» **The problem**
Copy out the data below as written; omit any images.

» **Information provided**
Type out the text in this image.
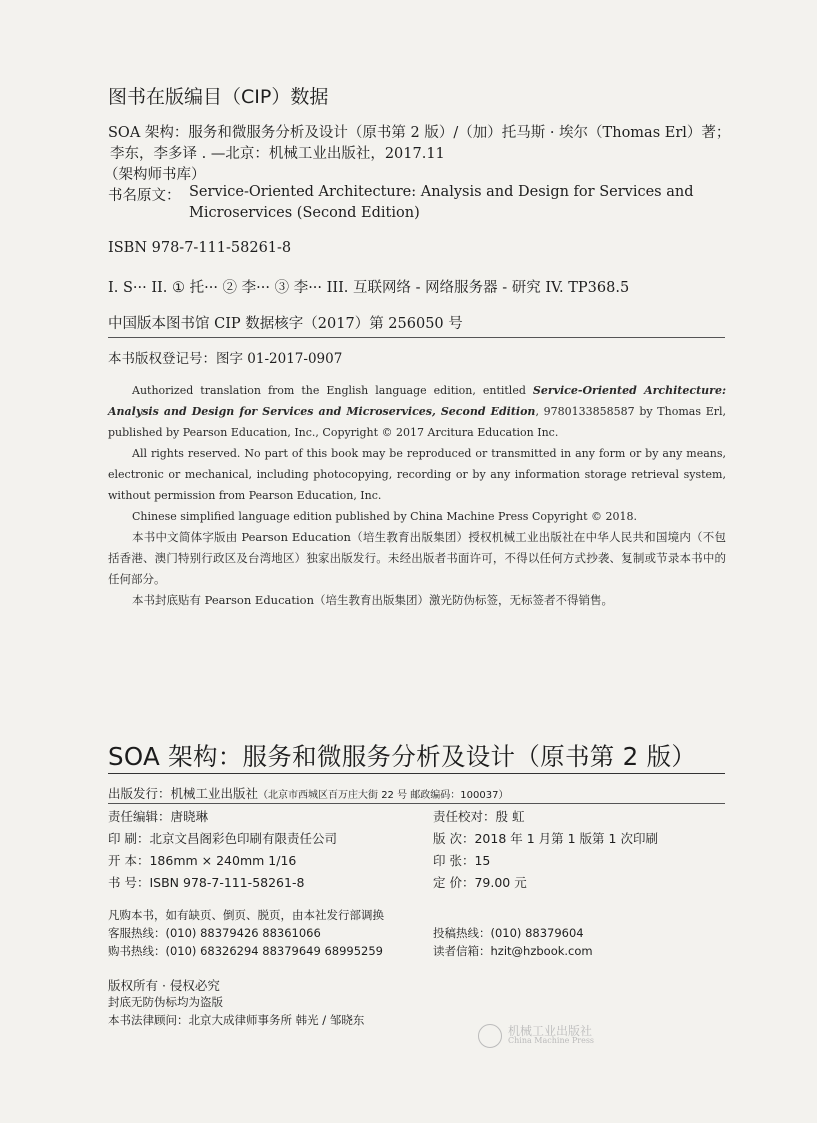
图书在版编目（CIP）数据
SOA 架构：服务和微服务分析及设计（原书第 2 版）/（加）托马斯 · 埃尔（Thomas Erl）著；
李东，李多译 . —北京：机械工业出版社，2017.11
（架构师书库）
书名原文： Service-Oriented Architecture: Analysis and Design for Services and
Microservices (Second Edition)
ISBN 978-7-111-58261-8
I. S··· II. ① 托··· ② 李··· ③ 李··· III. 互联网络 - 网络服务器 - 研究 IV. TP368.5
中国版本图书馆 CIP 数据核字（2017）第 256050 号
本书版权登记号：图字 01-2017-0907

Authorized translation from the English language edition, entitled Service-Oriented Architecture: Analysis and Design for Services and Microservices, Second Edition, 9780133858587 by Thomas Erl, published by Pearson Education, Inc., Copyright © 2017 Arcitura Education Inc.

All rights reserved. No part of this book may be reproduced or transmitted in any form or by any means, electronic or mechanical, including photocopying, recording or by any information storage retrieval system, without permission from Pearson Education, Inc.

Chinese simplified language edition published by China Machine Press Copyright © 2018.

本书中文简体字版由 Pearson Education（培生教育出版集团）授权机械工业出版社在中华人民共和国境内（不包括香港、澳门特别行政区及台湾地区）独家出版发行。未经出版者书面许可，不得以任何方式抄袭、复制或节录本书中的任何部分。

本书封底贴有 Pearson Education（培生教育出版集团）激光防伪标签，无标签者不得销售。

SOA 架构：服务和微服务分析及设计（原书第 2 版）
出版发行：机械工业出版社（北京市西城区百万庄大街 22 号 邮政编码：100037）
责任编辑：唐晓琳	责任校对：殷 虹
印 刷：北京文昌阁彩色印刷有限责任公司	版 次：2018 年 1 月第 1 版第 1 次印刷
开 本：186mm × 240mm 1/16	印 张：15
书 号：ISBN 978-7-111-58261-8	定 价：79.00 元
凡购本书，如有缺页、倒页、脱页，由本社发行部调换
客服热线：(010) 88379426 88361066	投稿热线：(010) 88379604
购书热线：(010) 68326294 88379649 68995259	读者信箱：hzit@hzbook.com
版权所有 · 侵权必究
封底无防伪标均为盗版
本书法律顾问：北京大成律师事务所 韩光 / 邹晓东
机械工业出版社
China Machine Press
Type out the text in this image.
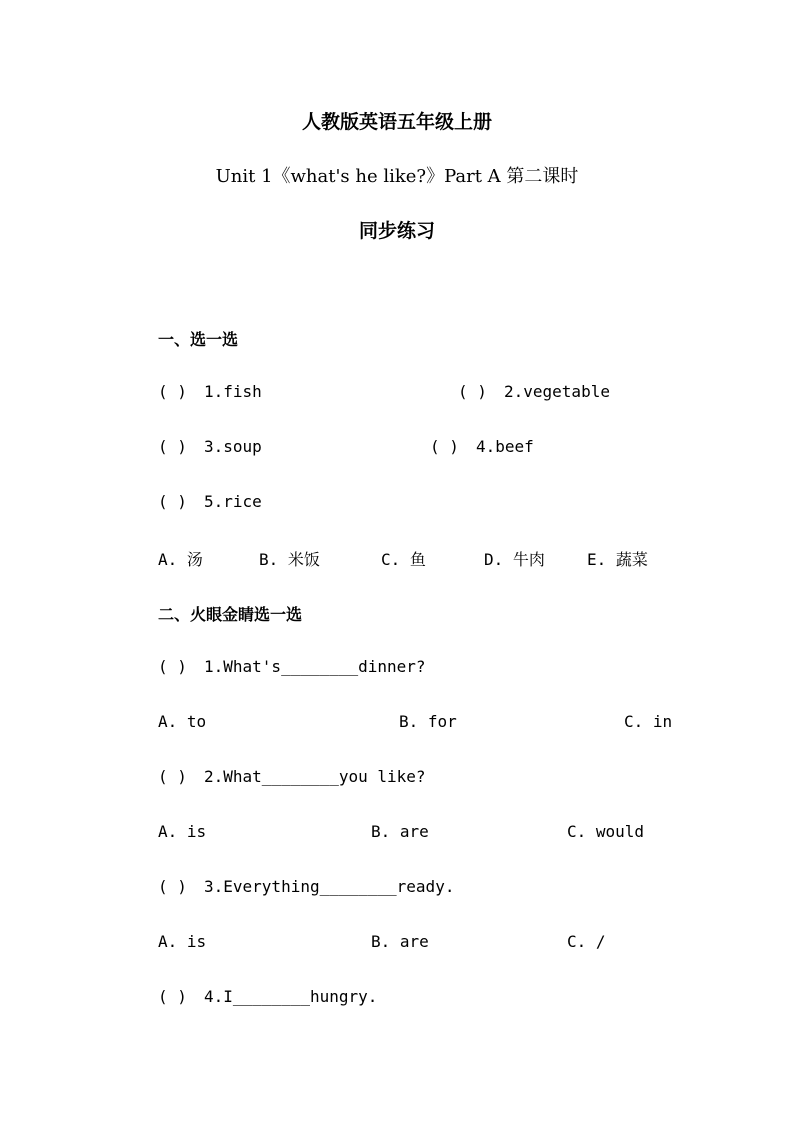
人教版英语五年级上册
Unit 1《what's he like?》Part A 第二课时
同步练习
一、选一选
( ) 1.fish	( ) 2.vegetable
( ) 3.soup	( ) 4.beef
( ) 5.rice
A. 汤	B. 米饭	C. 鱼	D. 牛肉	E. 蔬菜
二、火眼金睛选一选
( ) 1.What's________dinner?
A. to	B. for	C. in
( ) 2.What________you like?
A. is	B. are	C. would
( ) 3.Everything________ready.
A. is	B. are	C. /
( ) 4.I________hungry.
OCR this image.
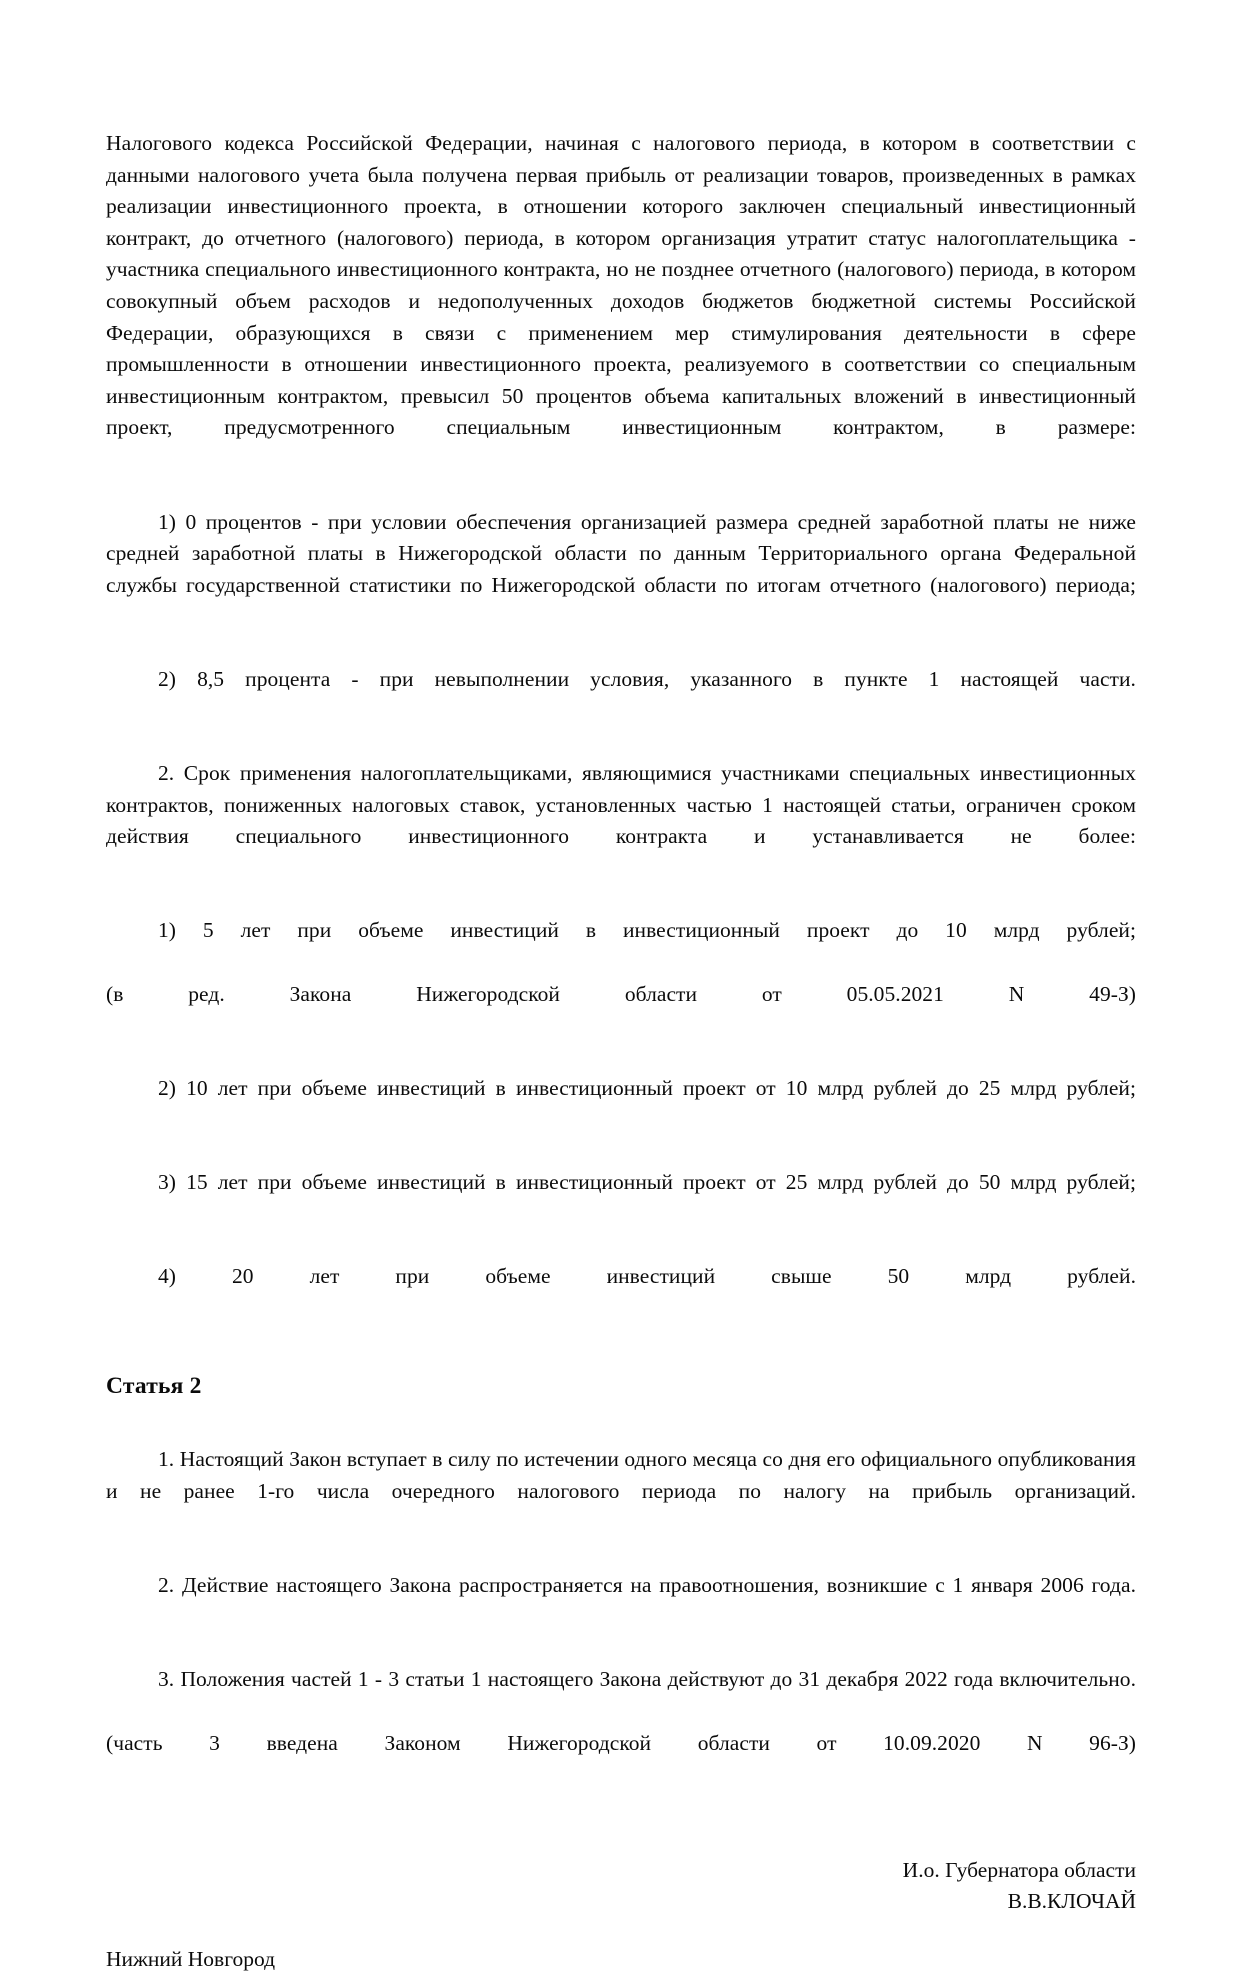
Налогового кодекса Российской Федерации, начиная с налогового периода, в котором в соответствии с данными налогового учета была получена первая прибыль от реализации товаров, произведенных в рамках реализации инвестиционного проекта, в отношении которого заключен специальный инвестиционный контракт, до отчетного (налогового) периода, в котором организация утратит статус налогоплательщика - участника специального инвестиционного контракта, но не позднее отчетного (налогового) периода, в котором совокупный объем расходов и недополученных доходов бюджетов бюджетной системы Российской Федерации, образующихся в связи с применением мер стимулирования деятельности в сфере промышленности в отношении инвестиционного проекта, реализуемого в соответствии со специальным инвестиционным контрактом, превысил 50 процентов объема капитальных вложений в инвестиционный проект, предусмотренного специальным инвестиционным контрактом, в размере:

1) 0 процентов - при условии обеспечения организацией размера средней заработной платы не ниже средней заработной платы в Нижегородской области по данным Территориального органа Федеральной службы государственной статистики по Нижегородской области по итогам отчетного (налогового) периода;

2) 8,5 процента - при невыполнении условия, указанного в пункте 1 настоящей части.

2. Срок применения налогоплательщиками, являющимися участниками специальных инвестиционных контрактов, пониженных налоговых ставок, установленных частью 1 настоящей статьи, ограничен сроком действия специального инвестиционного контракта и устанавливается не более:

1) 5 лет при объеме инвестиций в инвестиционный проект до 10 млрд рублей;

(в ред. Закона Нижегородской области от 05.05.2021 N 49-З)

2) 10 лет при объеме инвестиций в инвестиционный проект от 10 млрд рублей до 25 млрд рублей;

3) 15 лет при объеме инвестиций в инвестиционный проект от 25 млрд рублей до 50 млрд рублей;

4) 20 лет при объеме инвестиций свыше 50 млрд рублей.

Статья 2

1. Настоящий Закон вступает в силу по истечении одного месяца со дня его официального опубликования и не ранее 1-го числа очередного налогового периода по налогу на прибыль организаций.

2. Действие настоящего Закона распространяется на правоотношения, возникшие с 1 января 2006 года.

3. Положения частей 1 - 3 статьи 1 настоящего Закона действуют до 31 декабря 2022 года включительно.

(часть 3 введена Законом Нижегородской области от 10.09.2020 N 96-З)

И.о. Губернатора области
В.В.КЛОЧАЙ
Нижний Новгород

» **Expected answer**
Type out the text in this image.
图书在版编目（CIP）数据
SOA 架构：服务和微服务分析及设计（原书第 2 版）/（加）托马斯 · 埃尔（Thomas Erl）著；
李东，李多译 . —北京：机械工业出版社，2017.11
（架构师书库）
书名原文： Service-Oriented Architecture: Analysis and Design for Services and
Microservices (Second Edition)
ISBN 978-7-111-58261-8
I. S··· II. ① 托··· ② 李··· ③ 李··· III. 互联网络 - 网络服务器 - 研究 IV. TP368.5
中国版本图书馆 CIP 数据核字（2017）第 256050 号
本书版权登记号：图字 01-2017-0907

Authorized translation from the English language edition, entitled Service-Oriented Architecture: Analysis and Design for Services and Microservices, Second Edition, 9780133858587 by Thomas Erl, published by Pearson Education, Inc., Copyright © 2017 Arcitura Education Inc.

All rights reserved. No part of this book may be reproduced or transmitted in any form or by any means, electronic or mechanical, including photocopying, recording or by any information storage retrieval system, without permission from Pearson Education, Inc.

Chinese simplified language edition published by China Machine Press Copyright © 2018.

本书中文简体字版由 Pearson Education（培生教育出版集团）授权机械工业出版社在中华人民共和国境内（不包括香港、澳门特别行政区及台湾地区）独家出版发行。未经出版者书面许可，不得以任何方式抄袭、复制或节录本书中的任何部分。

本书封底贴有 Pearson Education（培生教育出版集团）激光防伪标签，无标签者不得销售。

SOA 架构：服务和微服务分析及设计（原书第 2 版）
出版发行：机械工业出版社（北京市西城区百万庄大街 22 号 邮政编码：100037）
责任编辑：唐晓琳	责任校对：殷 虹
印 刷：北京文昌阁彩色印刷有限责任公司	版 次：2018 年 1 月第 1 版第 1 次印刷
开 本：186mm × 240mm 1/16	印 张：15
书 号：ISBN 978-7-111-58261-8	定 价：79.00 元
凡购本书，如有缺页、倒页、脱页，由本社发行部调换
客服热线：(010) 88379426 88361066	投稿热线：(010) 88379604
购书热线：(010) 68326294 88379649 68995259	读者信箱：hzit@hzbook.com
版权所有 · 侵权必究
封底无防伪标均为盗版
本书法律顾问：北京大成律师事务所 韩光 / 邹晓东
机械工业出版社
China Machine Press
Type out the text in this image.
人教版英语五年级上册
Unit 1《what's he like?》Part A 第二课时
同步练习
一、选一选
( ) 1.fish	( ) 2.vegetable
( ) 3.soup	( ) 4.beef
( ) 5.rice
A. 汤	B. 米饭	C. 鱼	D. 牛肉	E. 蔬菜
二、火眼金睛选一选
( ) 1.What's________dinner?
A. to	B. for	C. in
( ) 2.What________you like?
A. is	B. are	C. would
( ) 3.Everything________ready.
A. is	B. are	C. /
( ) 4.I________hungry.
OCR this image.
Налогового кодекса Российской Федерации, начиная с налогового периода, в котором в соответствии с данными налогового учета была получена первая прибыль от реализации товаров, произведенных в рамках реализации инвестиционного проекта, в отношении которого заключен специальный инвестиционный контракт, до отчетного (налогового) периода, в котором организация утратит статус налогоплательщика - участника специального инвестиционного контракта, но не позднее отчетного (налогового) периода, в котором совокупный объем расходов и недополученных доходов бюджетов бюджетной системы Российской Федерации, образующихся в связи с применением мер стимулирования деятельности в сфере промышленности в отношении инвестиционного проекта, реализуемого в соответствии со специальным инвестиционным контрактом, превысил 50 процентов объема капитальных вложений в инвестиционный проект, предусмотренного специальным инвестиционным контрактом, в размере:

1) 0 процентов - при условии обеспечения организацией размера средней заработной платы не ниже средней заработной платы в Нижегородской области по данным Территориального органа Федеральной службы государственной статистики по Нижегородской области по итогам отчетного (налогового) периода;

2) 8,5 процента - при невыполнении условия, указанного в пункте 1 настоящей части.

2. Срок применения налогоплательщиками, являющимися участниками специальных инвестиционных контрактов, пониженных налоговых ставок, установленных частью 1 настоящей статьи, ограничен сроком действия специального инвестиционного контракта и устанавливается не более:

1) 5 лет при объеме инвестиций в инвестиционный проект до 10 млрд рублей;

(в ред. Закона Нижегородской области от 05.05.2021 N 49-З)

2) 10 лет при объеме инвестиций в инвестиционный проект от 10 млрд рублей до 25 млрд рублей;

3) 15 лет при объеме инвестиций в инвестиционный проект от 25 млрд рублей до 50 млрд рублей;

4) 20 лет при объеме инвестиций свыше 50 млрд рублей.

Статья 2

1. Настоящий Закон вступает в силу по истечении одного месяца со дня его официального опубликования и не ранее 1-го числа очередного налогового периода по налогу на прибыль организаций.

2. Действие настоящего Закона распространяется на правоотношения, возникшие с 1 января 2006 года.

3. Положения частей 1 - 3 статьи 1 настоящего Закона действуют до 31 декабря 2022 года включительно.

(часть 3 введена Законом Нижегородской области от 10.09.2020 N 96-З)

И.о. Губернатора области
В.В.КЛОЧАЙ
Нижний Новгород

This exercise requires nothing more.